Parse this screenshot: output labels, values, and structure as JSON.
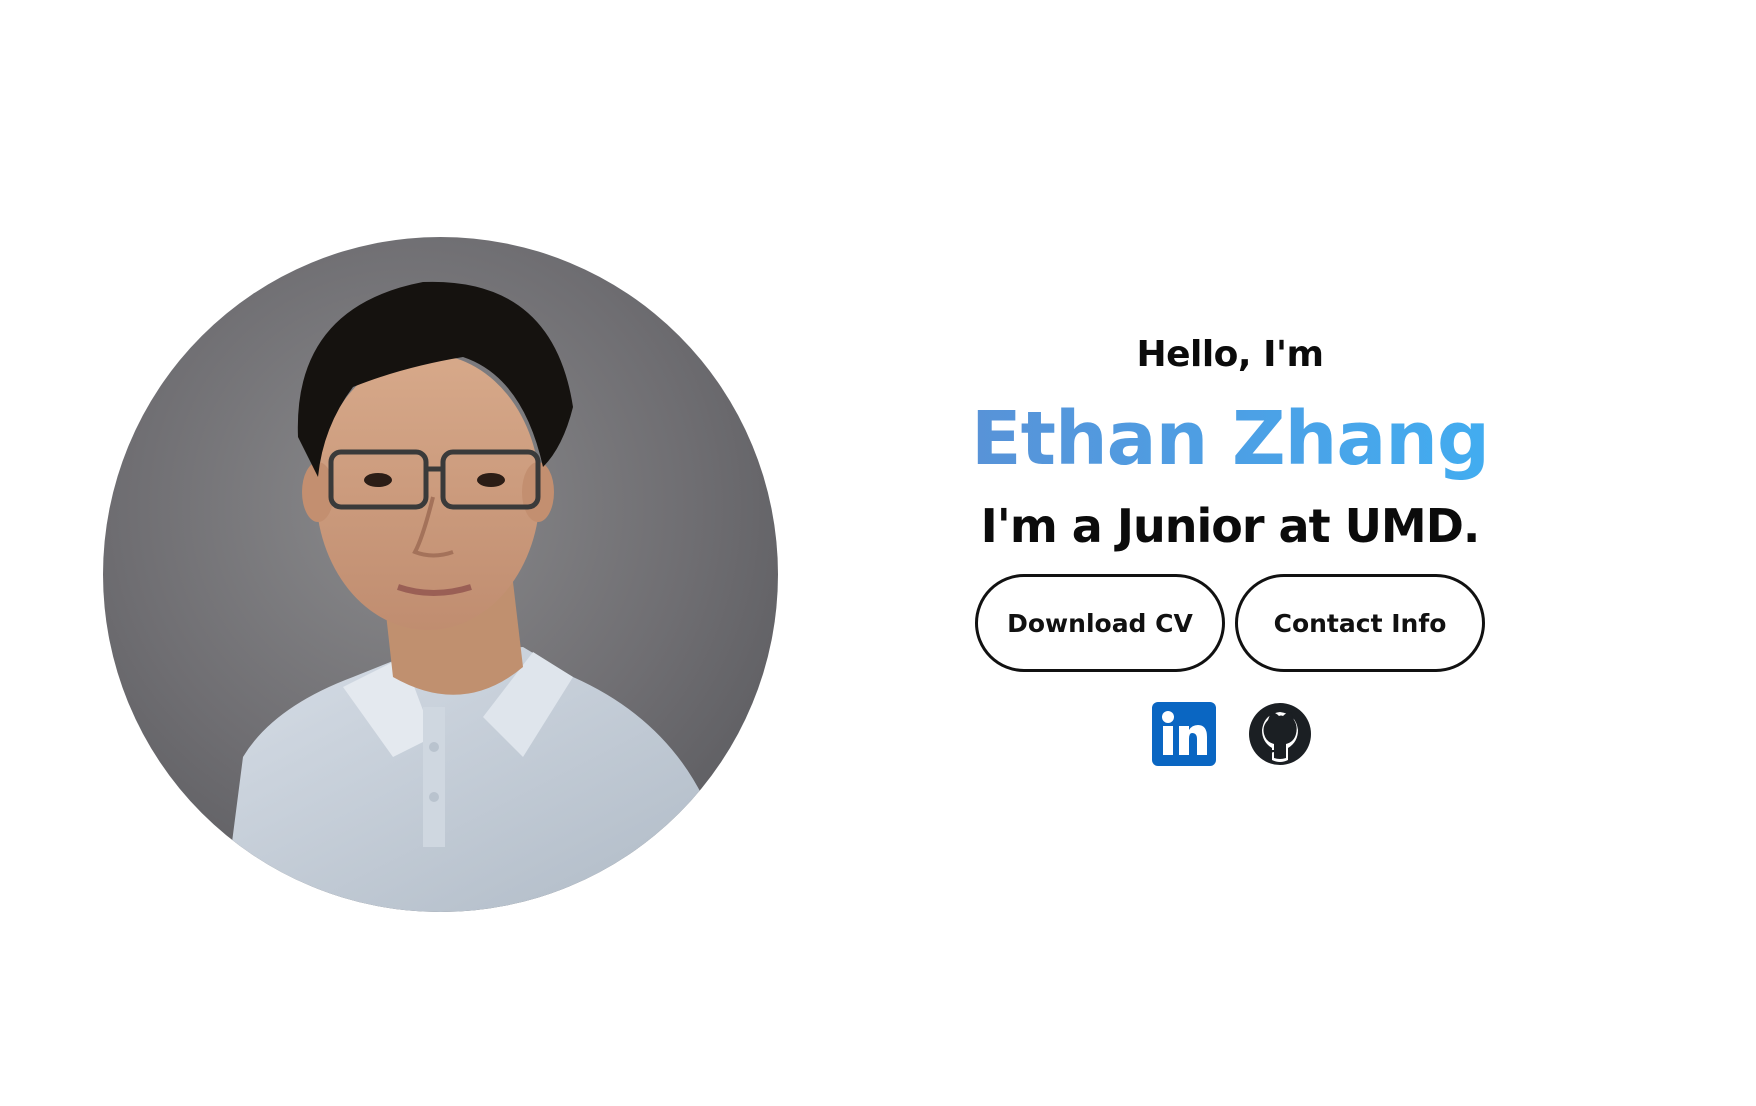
{
  "hero": {
    "greeting": "Hello, I'm",
    "name": "Ethan Zhang",
    "tagline": "I'm a Junior at UMD."
  },
  "buttons": {
    "download_cv": "Download CV",
    "contact_info": "Contact Info"
  },
  "socials": [
    {
      "icon": "linkedin-icon",
      "color": "#0a66c2"
    },
    {
      "icon": "github-icon",
      "color": "#1b1f23"
    }
  ],
  "colors": {
    "name_gradient_start": "#5b8fd4",
    "name_gradient_end": "#3fb0f3",
    "text": "#0b0b0b"
  }
}
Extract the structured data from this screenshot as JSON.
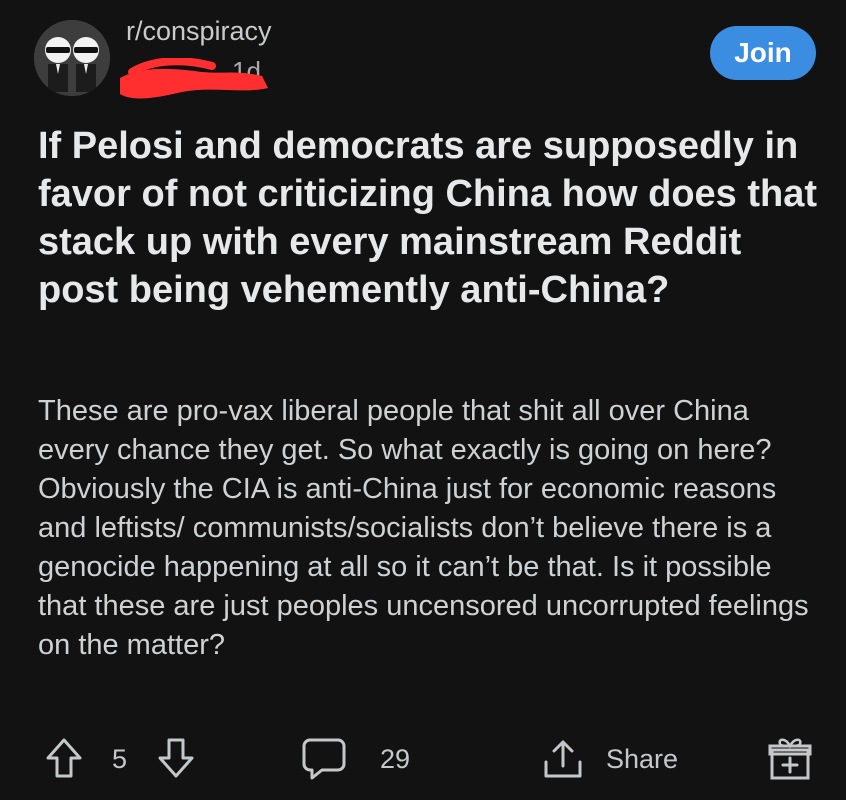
{
  "post": {
    "subreddit": "r/conspiracy",
    "age": "1d",
    "join_label": "Join",
    "title": "If Pelosi and democrats are supposedly in favor of not criticizing China how does that stack up with every mainstream Reddit post being vehemently anti-China?",
    "body": "These are pro-vax liberal people that shit all over China every chance they get. So what exactly is going on here? Obviously the CIA is anti-China just for economic reasons and leftists/ communists/socialists don’t believe there is a genocide happening at all so it can’t be that. Is it possible that these are just peoples uncensored uncorrupted feelings on the matter?"
  },
  "actions": {
    "votes": "5",
    "comments": "29",
    "share_label": "Share"
  },
  "icons": {
    "upvote": "arrow-up-icon",
    "downvote": "arrow-down-icon",
    "comment": "comment-bubble-icon",
    "share": "share-icon",
    "award": "gift-icon"
  },
  "colors": {
    "background": "#121212",
    "join": "#3b8de2",
    "redaction": "#ff2f2f"
  }
}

- Exercise: Search the listing above for the string "anti". Copy every line that contains it.

- Response:
    "title": "If Pelosi and democrats are supposedly in favor of not criticizing China how does that stack up with every mainstream Reddit post being vehemently anti-China?",
    "body": "These are pro-vax liberal people that shit all over China every chance they get. So what exactly is going on here? Obviously the CIA is anti-China just for economic reasons and leftists/ communists/socialists don’t believe there is a genocide happening at all so it can’t be that. Is it possible that these are just peoples uncensored uncorrupted feelings on the matter?"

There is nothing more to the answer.